Pictures do not belong in the copy, so please give every entry below again exactly.

================================

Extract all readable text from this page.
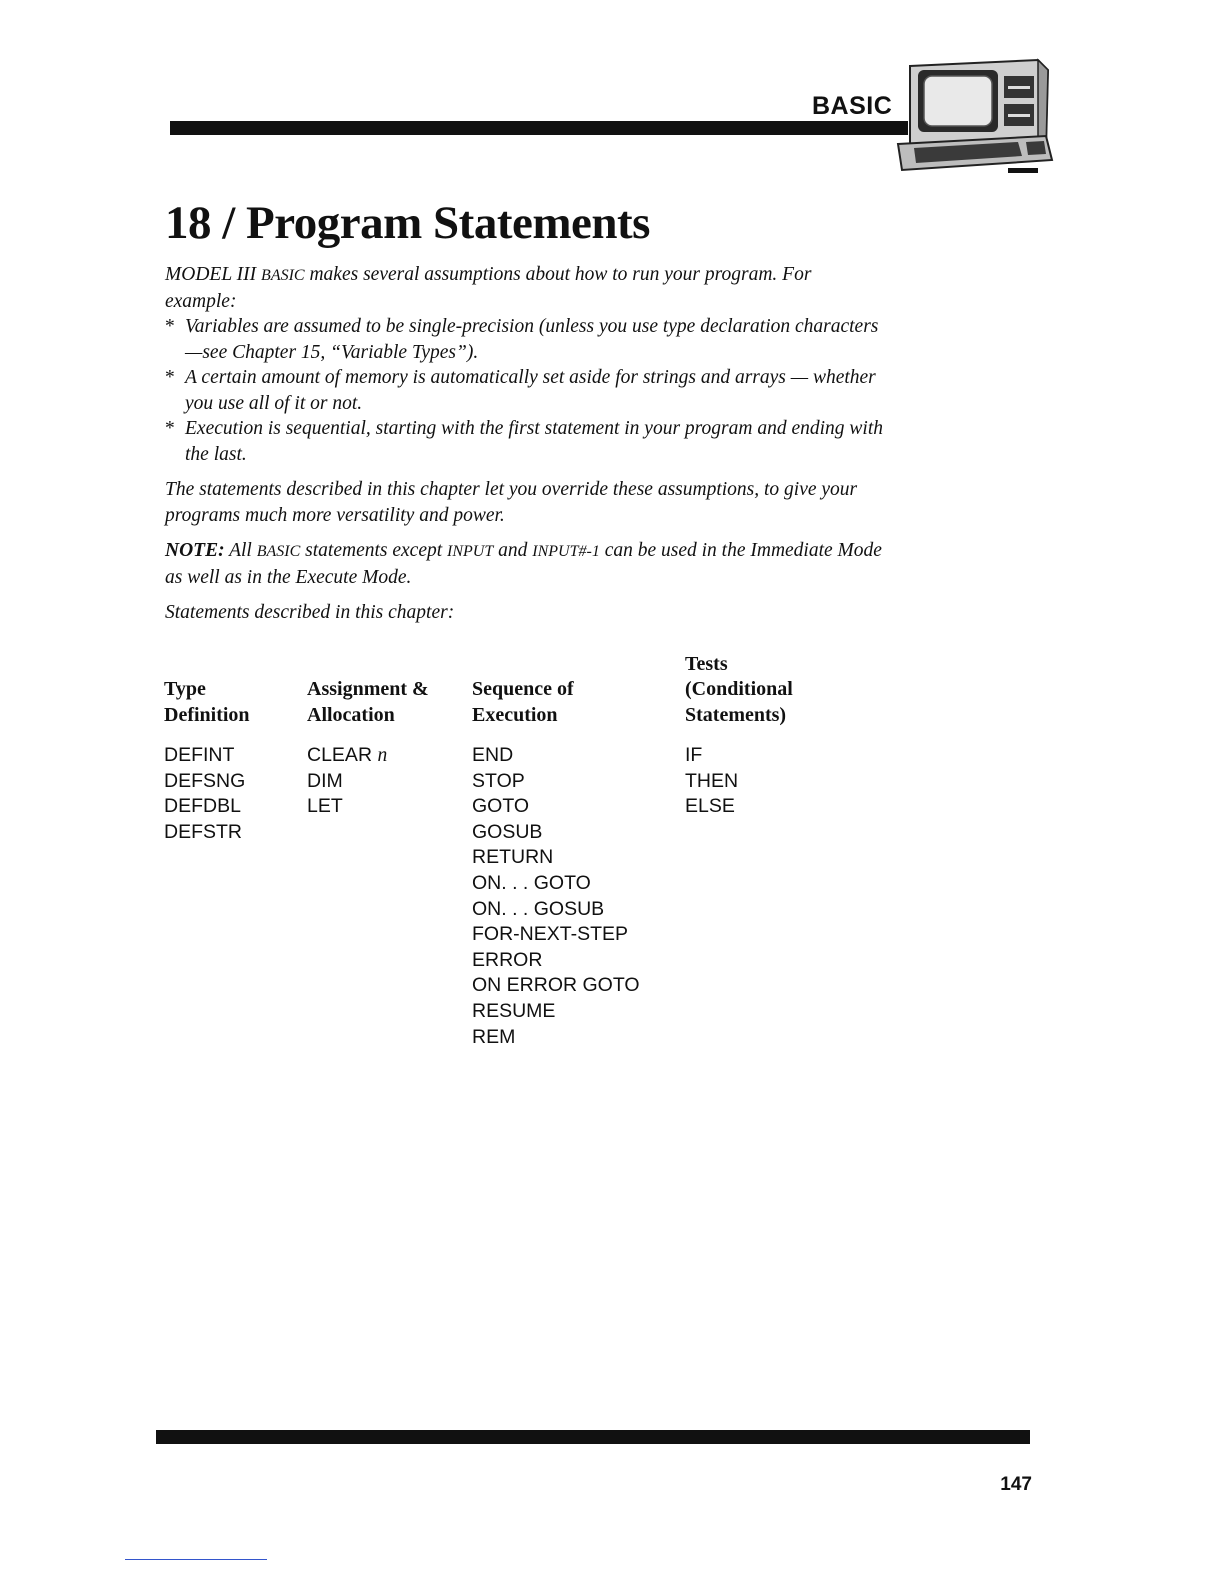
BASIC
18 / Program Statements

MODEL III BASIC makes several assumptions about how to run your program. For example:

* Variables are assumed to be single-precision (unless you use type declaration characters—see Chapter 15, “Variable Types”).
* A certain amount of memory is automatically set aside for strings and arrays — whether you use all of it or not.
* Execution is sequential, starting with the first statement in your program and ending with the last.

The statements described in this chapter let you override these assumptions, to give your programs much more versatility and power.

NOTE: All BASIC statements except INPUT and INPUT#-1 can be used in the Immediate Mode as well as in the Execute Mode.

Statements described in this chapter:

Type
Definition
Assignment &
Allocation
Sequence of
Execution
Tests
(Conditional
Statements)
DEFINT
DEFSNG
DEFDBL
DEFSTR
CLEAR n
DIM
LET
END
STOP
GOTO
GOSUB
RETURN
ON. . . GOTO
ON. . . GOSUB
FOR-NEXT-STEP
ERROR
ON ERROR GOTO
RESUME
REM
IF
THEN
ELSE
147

================================

# Full response
Extract all readable text from this page.
BASIC
18 / Program Statements

MODEL III BASIC makes several assumptions about how to run your program. For example:

* Variables are assumed to be single-precision (unless you use type declaration characters—see Chapter 15, “Variable Types”).
* A certain amount of memory is automatically set aside for strings and arrays — whether you use all of it or not.
* Execution is sequential, starting with the first statement in your program and ending with the last.

The statements described in this chapter let you override these assumptions, to give your programs much more versatility and power.

NOTE: All BASIC statements except INPUT and INPUT#-1 can be used in the Immediate Mode as well as in the Execute Mode.

Statements described in this chapter:

Type
Definition
Assignment &
Allocation
Sequence of
Execution
Tests
(Conditional
Statements)
DEFINT
DEFSNG
DEFDBL
DEFSTR
CLEAR n
DIM
LET
END
STOP
GOTO
GOSUB
RETURN
ON. . . GOTO
ON. . . GOSUB
FOR-NEXT-STEP
ERROR
ON ERROR GOTO
RESUME
REM
IF
THEN
ELSE
147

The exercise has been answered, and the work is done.